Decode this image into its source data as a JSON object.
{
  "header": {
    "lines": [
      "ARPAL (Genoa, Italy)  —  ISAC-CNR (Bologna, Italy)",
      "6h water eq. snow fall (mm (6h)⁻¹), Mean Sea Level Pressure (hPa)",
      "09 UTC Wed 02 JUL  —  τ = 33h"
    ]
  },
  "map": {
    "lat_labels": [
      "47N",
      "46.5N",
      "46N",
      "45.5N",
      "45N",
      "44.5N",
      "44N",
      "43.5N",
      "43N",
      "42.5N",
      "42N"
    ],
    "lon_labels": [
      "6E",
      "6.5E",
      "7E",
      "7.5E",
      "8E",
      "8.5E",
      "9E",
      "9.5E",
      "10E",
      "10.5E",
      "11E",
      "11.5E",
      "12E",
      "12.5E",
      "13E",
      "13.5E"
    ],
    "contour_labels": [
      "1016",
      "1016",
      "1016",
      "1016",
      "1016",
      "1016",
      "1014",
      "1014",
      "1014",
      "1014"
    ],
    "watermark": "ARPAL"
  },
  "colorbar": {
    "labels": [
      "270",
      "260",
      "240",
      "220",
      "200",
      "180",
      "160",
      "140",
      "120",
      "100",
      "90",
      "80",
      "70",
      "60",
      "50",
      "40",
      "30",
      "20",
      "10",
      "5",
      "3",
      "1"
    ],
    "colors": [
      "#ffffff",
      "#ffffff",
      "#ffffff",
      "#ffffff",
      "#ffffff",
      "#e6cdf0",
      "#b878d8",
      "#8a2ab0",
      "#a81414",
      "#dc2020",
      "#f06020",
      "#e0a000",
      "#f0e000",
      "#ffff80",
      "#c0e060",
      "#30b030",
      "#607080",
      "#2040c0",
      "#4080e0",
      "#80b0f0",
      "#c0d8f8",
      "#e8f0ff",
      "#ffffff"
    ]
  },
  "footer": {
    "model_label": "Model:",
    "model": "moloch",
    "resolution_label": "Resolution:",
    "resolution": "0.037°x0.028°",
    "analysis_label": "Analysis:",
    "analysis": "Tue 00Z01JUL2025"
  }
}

************

Goal of the exercise: Restate the data above exactly, keeping each word as it stands.

Final answer:
Decode this image into its source data as a JSON object.
{
  "header": {
    "lines": [
      "ARPAL (Genoa, Italy)  —  ISAC-CNR (Bologna, Italy)",
      "6h water eq. snow fall (mm (6h)⁻¹), Mean Sea Level Pressure (hPa)",
      "09 UTC Wed 02 JUL  —  τ = 33h"
    ]
  },
  "map": {
    "lat_labels": [
      "47N",
      "46.5N",
      "46N",
      "45.5N",
      "45N",
      "44.5N",
      "44N",
      "43.5N",
      "43N",
      "42.5N",
      "42N"
    ],
    "lon_labels": [
      "6E",
      "6.5E",
      "7E",
      "7.5E",
      "8E",
      "8.5E",
      "9E",
      "9.5E",
      "10E",
      "10.5E",
      "11E",
      "11.5E",
      "12E",
      "12.5E",
      "13E",
      "13.5E"
    ],
    "contour_labels": [
      "1016",
      "1016",
      "1016",
      "1016",
      "1016",
      "1016",
      "1014",
      "1014",
      "1014",
      "1014"
    ],
    "watermark": "ARPAL"
  },
  "colorbar": {
    "labels": [
      "270",
      "260",
      "240",
      "220",
      "200",
      "180",
      "160",
      "140",
      "120",
      "100",
      "90",
      "80",
      "70",
      "60",
      "50",
      "40",
      "30",
      "20",
      "10",
      "5",
      "3",
      "1"
    ],
    "colors": [
      "#ffffff",
      "#ffffff",
      "#ffffff",
      "#ffffff",
      "#ffffff",
      "#e6cdf0",
      "#b878d8",
      "#8a2ab0",
      "#a81414",
      "#dc2020",
      "#f06020",
      "#e0a000",
      "#f0e000",
      "#ffff80",
      "#c0e060",
      "#30b030",
      "#607080",
      "#2040c0",
      "#4080e0",
      "#80b0f0",
      "#c0d8f8",
      "#e8f0ff",
      "#ffffff"
    ]
  },
  "footer": {
    "model_label": "Model:",
    "model": "moloch",
    "resolution_label": "Resolution:",
    "resolution": "0.037°x0.028°",
    "analysis_label": "Analysis:",
    "analysis": "Tue 00Z01JUL2025"
  }
}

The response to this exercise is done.